(begin)

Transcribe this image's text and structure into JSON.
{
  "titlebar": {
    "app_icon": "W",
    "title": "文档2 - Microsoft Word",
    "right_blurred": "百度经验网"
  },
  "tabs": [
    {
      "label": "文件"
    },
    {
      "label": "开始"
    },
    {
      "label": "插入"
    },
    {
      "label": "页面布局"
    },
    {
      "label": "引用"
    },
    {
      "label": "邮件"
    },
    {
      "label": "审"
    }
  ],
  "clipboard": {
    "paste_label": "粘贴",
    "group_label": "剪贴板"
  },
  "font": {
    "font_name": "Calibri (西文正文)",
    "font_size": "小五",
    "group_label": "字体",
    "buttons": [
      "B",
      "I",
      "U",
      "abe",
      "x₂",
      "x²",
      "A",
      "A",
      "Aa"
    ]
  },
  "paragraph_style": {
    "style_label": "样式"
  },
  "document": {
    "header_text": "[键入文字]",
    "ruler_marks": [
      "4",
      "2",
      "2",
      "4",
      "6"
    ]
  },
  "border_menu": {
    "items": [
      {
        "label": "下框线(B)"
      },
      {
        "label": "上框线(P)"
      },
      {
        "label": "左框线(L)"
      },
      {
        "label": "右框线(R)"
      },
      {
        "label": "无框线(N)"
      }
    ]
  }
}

(end)

**Stated task:**
Extract all of the data above and output it character for character.

**Solution to the exercise:**
Transcribe this image's text and structure into JSON.
{
  "titlebar": {
    "app_icon": "W",
    "title": "文档2 - Microsoft Word",
    "right_blurred": "百度经验网"
  },
  "tabs": [
    {
      "label": "文件"
    },
    {
      "label": "开始"
    },
    {
      "label": "插入"
    },
    {
      "label": "页面布局"
    },
    {
      "label": "引用"
    },
    {
      "label": "邮件"
    },
    {
      "label": "审"
    }
  ],
  "clipboard": {
    "paste_label": "粘贴",
    "group_label": "剪贴板"
  },
  "font": {
    "font_name": "Calibri (西文正文)",
    "font_size": "小五",
    "group_label": "字体",
    "buttons": [
      "B",
      "I",
      "U",
      "abe",
      "x₂",
      "x²",
      "A",
      "A",
      "Aa"
    ]
  },
  "paragraph_style": {
    "style_label": "样式"
  },
  "document": {
    "header_text": "[键入文字]",
    "ruler_marks": [
      "4",
      "2",
      "2",
      "4",
      "6"
    ]
  },
  "border_menu": {
    "items": [
      {
        "label": "下框线(B)"
      },
      {
        "label": "上框线(P)"
      },
      {
        "label": "左框线(L)"
      },
      {
        "label": "右框线(R)"
      },
      {
        "label": "无框线(N)"
      }
    ]
  }
}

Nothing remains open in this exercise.